*INPUT DATA*:
● ● ● ● ● ● ●
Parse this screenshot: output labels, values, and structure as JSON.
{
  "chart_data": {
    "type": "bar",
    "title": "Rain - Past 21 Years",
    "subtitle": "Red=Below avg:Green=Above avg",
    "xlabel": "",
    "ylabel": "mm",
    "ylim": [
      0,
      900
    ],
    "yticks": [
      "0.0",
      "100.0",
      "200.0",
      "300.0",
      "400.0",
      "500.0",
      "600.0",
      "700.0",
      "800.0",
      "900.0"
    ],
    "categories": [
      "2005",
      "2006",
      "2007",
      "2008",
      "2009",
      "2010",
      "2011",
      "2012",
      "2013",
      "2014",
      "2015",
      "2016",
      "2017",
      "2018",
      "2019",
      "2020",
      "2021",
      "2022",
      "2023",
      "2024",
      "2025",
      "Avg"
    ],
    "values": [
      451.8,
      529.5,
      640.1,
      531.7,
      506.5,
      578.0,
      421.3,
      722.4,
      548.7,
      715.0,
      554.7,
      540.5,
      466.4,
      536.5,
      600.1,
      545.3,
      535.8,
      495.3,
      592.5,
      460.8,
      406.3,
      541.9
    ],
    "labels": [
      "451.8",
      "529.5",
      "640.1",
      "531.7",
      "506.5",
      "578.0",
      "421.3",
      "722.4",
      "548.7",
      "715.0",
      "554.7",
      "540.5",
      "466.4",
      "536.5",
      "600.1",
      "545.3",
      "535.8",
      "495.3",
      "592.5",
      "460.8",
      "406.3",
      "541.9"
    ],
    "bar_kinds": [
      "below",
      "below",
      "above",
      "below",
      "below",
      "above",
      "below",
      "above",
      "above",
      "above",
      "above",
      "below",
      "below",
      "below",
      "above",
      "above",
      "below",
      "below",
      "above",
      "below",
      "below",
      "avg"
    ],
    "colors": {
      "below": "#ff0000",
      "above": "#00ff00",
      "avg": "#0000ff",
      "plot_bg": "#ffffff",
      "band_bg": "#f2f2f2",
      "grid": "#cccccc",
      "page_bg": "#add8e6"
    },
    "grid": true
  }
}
● ● ● ● ● ● ●
*EXERCISE BRIEF*: Using the data above, repeat every line exactly.

*CORRECT RESULT*:
Parse this screenshot: output labels, values, and structure as JSON.
{
  "chart_data": {
    "type": "bar",
    "title": "Rain - Past 21 Years",
    "subtitle": "Red=Below avg:Green=Above avg",
    "xlabel": "",
    "ylabel": "mm",
    "ylim": [
      0,
      900
    ],
    "yticks": [
      "0.0",
      "100.0",
      "200.0",
      "300.0",
      "400.0",
      "500.0",
      "600.0",
      "700.0",
      "800.0",
      "900.0"
    ],
    "categories": [
      "2005",
      "2006",
      "2007",
      "2008",
      "2009",
      "2010",
      "2011",
      "2012",
      "2013",
      "2014",
      "2015",
      "2016",
      "2017",
      "2018",
      "2019",
      "2020",
      "2021",
      "2022",
      "2023",
      "2024",
      "2025",
      "Avg"
    ],
    "values": [
      451.8,
      529.5,
      640.1,
      531.7,
      506.5,
      578.0,
      421.3,
      722.4,
      548.7,
      715.0,
      554.7,
      540.5,
      466.4,
      536.5,
      600.1,
      545.3,
      535.8,
      495.3,
      592.5,
      460.8,
      406.3,
      541.9
    ],
    "labels": [
      "451.8",
      "529.5",
      "640.1",
      "531.7",
      "506.5",
      "578.0",
      "421.3",
      "722.4",
      "548.7",
      "715.0",
      "554.7",
      "540.5",
      "466.4",
      "536.5",
      "600.1",
      "545.3",
      "535.8",
      "495.3",
      "592.5",
      "460.8",
      "406.3",
      "541.9"
    ],
    "bar_kinds": [
      "below",
      "below",
      "above",
      "below",
      "below",
      "above",
      "below",
      "above",
      "above",
      "above",
      "above",
      "below",
      "below",
      "below",
      "above",
      "above",
      "below",
      "below",
      "above",
      "below",
      "below",
      "avg"
    ],
    "colors": {
      "below": "#ff0000",
      "above": "#00ff00",
      "avg": "#0000ff",
      "plot_bg": "#ffffff",
      "band_bg": "#f2f2f2",
      "grid": "#cccccc",
      "page_bg": "#add8e6"
    },
    "grid": true
  }
}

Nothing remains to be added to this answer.